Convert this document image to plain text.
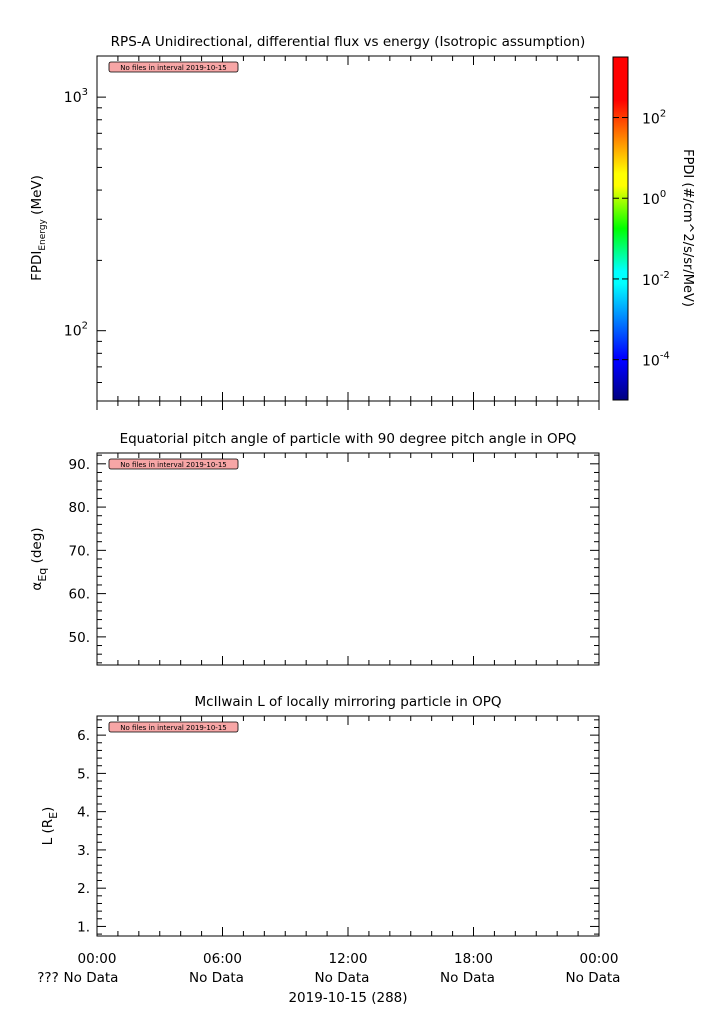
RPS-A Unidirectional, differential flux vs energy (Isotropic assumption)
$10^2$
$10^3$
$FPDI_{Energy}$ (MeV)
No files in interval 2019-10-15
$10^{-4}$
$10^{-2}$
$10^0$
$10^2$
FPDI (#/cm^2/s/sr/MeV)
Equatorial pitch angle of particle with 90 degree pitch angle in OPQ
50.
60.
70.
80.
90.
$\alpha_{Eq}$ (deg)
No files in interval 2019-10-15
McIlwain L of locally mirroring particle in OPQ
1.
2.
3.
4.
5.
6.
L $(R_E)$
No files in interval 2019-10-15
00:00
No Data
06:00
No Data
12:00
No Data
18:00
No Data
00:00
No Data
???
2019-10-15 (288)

::::

[Aim] Restate the records above in full, word for word. Keep pictures out.

[Full solution]
Convert this document image to plain text.
RPS-A Unidirectional, differential flux vs energy (Isotropic assumption)
$10^2$
$10^3$
$FPDI_{Energy}$ (MeV)
No files in interval 2019-10-15
$10^{-4}$
$10^{-2}$
$10^0$
$10^2$
FPDI (#/cm^2/s/sr/MeV)
Equatorial pitch angle of particle with 90 degree pitch angle in OPQ
50.
60.
70.
80.
90.
$\alpha_{Eq}$ (deg)
No files in interval 2019-10-15
McIlwain L of locally mirroring particle in OPQ
1.
2.
3.
4.
5.
6.
L $(R_E)$
No files in interval 2019-10-15
00:00
No Data
06:00
No Data
12:00
No Data
18:00
No Data
00:00
No Data
???
2019-10-15 (288)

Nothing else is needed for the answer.